* Brief: Each entry must appear again exactly as it does in the source.

* Recorded data:

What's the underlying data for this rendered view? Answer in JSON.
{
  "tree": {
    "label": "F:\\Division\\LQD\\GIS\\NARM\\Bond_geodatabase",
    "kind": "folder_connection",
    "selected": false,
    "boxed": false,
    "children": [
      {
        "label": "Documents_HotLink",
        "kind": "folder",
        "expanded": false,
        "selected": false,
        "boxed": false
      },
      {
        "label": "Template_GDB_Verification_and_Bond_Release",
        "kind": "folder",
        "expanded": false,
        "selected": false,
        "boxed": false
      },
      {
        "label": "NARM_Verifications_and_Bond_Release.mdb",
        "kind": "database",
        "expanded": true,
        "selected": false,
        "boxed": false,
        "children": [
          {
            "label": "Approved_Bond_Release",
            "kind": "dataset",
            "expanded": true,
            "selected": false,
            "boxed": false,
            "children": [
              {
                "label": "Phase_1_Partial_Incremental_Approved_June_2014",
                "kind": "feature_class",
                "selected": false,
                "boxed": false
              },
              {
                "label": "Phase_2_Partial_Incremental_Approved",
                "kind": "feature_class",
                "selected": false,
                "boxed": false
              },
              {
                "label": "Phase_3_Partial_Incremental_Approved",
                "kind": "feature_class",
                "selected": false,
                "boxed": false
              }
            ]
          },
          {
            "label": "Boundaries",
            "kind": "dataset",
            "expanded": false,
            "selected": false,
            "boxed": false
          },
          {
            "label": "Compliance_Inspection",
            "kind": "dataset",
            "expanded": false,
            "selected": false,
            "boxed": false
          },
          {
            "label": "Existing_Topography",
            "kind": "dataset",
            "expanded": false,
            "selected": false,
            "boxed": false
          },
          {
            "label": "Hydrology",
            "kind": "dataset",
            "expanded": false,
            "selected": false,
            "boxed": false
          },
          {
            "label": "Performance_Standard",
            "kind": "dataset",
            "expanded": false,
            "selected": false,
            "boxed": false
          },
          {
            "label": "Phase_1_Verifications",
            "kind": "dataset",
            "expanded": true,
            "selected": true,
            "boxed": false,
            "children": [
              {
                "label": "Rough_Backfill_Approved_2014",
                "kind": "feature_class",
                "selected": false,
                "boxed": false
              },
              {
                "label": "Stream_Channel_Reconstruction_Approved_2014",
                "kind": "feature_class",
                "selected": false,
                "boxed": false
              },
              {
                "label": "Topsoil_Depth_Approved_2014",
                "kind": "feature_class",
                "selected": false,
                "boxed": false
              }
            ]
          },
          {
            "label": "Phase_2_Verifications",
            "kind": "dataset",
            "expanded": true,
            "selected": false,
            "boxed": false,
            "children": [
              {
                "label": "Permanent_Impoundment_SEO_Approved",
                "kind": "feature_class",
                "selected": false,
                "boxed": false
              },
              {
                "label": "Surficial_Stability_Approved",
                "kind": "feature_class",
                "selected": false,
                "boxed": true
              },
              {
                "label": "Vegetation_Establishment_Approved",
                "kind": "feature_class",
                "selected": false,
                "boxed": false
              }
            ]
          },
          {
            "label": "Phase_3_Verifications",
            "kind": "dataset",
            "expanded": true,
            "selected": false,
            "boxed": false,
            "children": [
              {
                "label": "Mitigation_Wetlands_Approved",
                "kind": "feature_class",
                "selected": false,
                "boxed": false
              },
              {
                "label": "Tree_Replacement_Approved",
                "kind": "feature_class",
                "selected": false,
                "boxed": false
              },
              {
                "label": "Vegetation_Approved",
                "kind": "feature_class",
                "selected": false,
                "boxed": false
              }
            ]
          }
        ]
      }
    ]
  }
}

* Output for this task:
What's the underlying data for this rendered view? Answer in JSON.
{
  "tree": {
    "label": "F:\\Division\\LQD\\GIS\\NARM\\Bond_geodatabase",
    "kind": "folder_connection",
    "selected": false,
    "boxed": false,
    "children": [
      {
        "label": "Documents_HotLink",
        "kind": "folder",
        "expanded": false,
        "selected": false,
        "boxed": false
      },
      {
        "label": "Template_GDB_Verification_and_Bond_Release",
        "kind": "folder",
        "expanded": false,
        "selected": false,
        "boxed": false
      },
      {
        "label": "NARM_Verifications_and_Bond_Release.mdb",
        "kind": "database",
        "expanded": true,
        "selected": false,
        "boxed": false,
        "children": [
          {
            "label": "Approved_Bond_Release",
            "kind": "dataset",
            "expanded": true,
            "selected": false,
            "boxed": false,
            "children": [
              {
                "label": "Phase_1_Partial_Incremental_Approved_June_2014",
                "kind": "feature_class",
                "selected": false,
                "boxed": false
              },
              {
                "label": "Phase_2_Partial_Incremental_Approved",
                "kind": "feature_class",
                "selected": false,
                "boxed": false
              },
              {
                "label": "Phase_3_Partial_Incremental_Approved",
                "kind": "feature_class",
                "selected": false,
                "boxed": false
              }
            ]
          },
          {
            "label": "Boundaries",
            "kind": "dataset",
            "expanded": false,
            "selected": false,
            "boxed": false
          },
          {
            "label": "Compliance_Inspection",
            "kind": "dataset",
            "expanded": false,
            "selected": false,
            "boxed": false
          },
          {
            "label": "Existing_Topography",
            "kind": "dataset",
            "expanded": false,
            "selected": false,
            "boxed": false
          },
          {
            "label": "Hydrology",
            "kind": "dataset",
            "expanded": false,
            "selected": false,
            "boxed": false
          },
          {
            "label": "Performance_Standard",
            "kind": "dataset",
            "expanded": false,
            "selected": false,
            "boxed": false
          },
          {
            "label": "Phase_1_Verifications",
            "kind": "dataset",
            "expanded": true,
            "selected": true,
            "boxed": false,
            "children": [
              {
                "label": "Rough_Backfill_Approved_2014",
                "kind": "feature_class",
                "selected": false,
                "boxed": false
              },
              {
                "label": "Stream_Channel_Reconstruction_Approved_2014",
                "kind": "feature_class",
                "selected": false,
                "boxed": false
              },
              {
                "label": "Topsoil_Depth_Approved_2014",
                "kind": "feature_class",
                "selected": false,
                "boxed": false
              }
            ]
          },
          {
            "label": "Phase_2_Verifications",
            "kind": "dataset",
            "expanded": true,
            "selected": false,
            "boxed": false,
            "children": [
              {
                "label": "Permanent_Impoundment_SEO_Approved",
                "kind": "feature_class",
                "selected": false,
                "boxed": false
              },
              {
                "label": "Surficial_Stability_Approved",
                "kind": "feature_class",
                "selected": false,
                "boxed": true
              },
              {
                "label": "Vegetation_Establishment_Approved",
                "kind": "feature_class",
                "selected": false,
                "boxed": false
              }
            ]
          },
          {
            "label": "Phase_3_Verifications",
            "kind": "dataset",
            "expanded": true,
            "selected": false,
            "boxed": false,
            "children": [
              {
                "label": "Mitigation_Wetlands_Approved",
                "kind": "feature_class",
                "selected": false,
                "boxed": false
              },
              {
                "label": "Tree_Replacement_Approved",
                "kind": "feature_class",
                "selected": false,
                "boxed": false
              },
              {
                "label": "Vegetation_Approved",
                "kind": "feature_class",
                "selected": false,
                "boxed": false
              }
            ]
          }
        ]
      }
    ]
  }
}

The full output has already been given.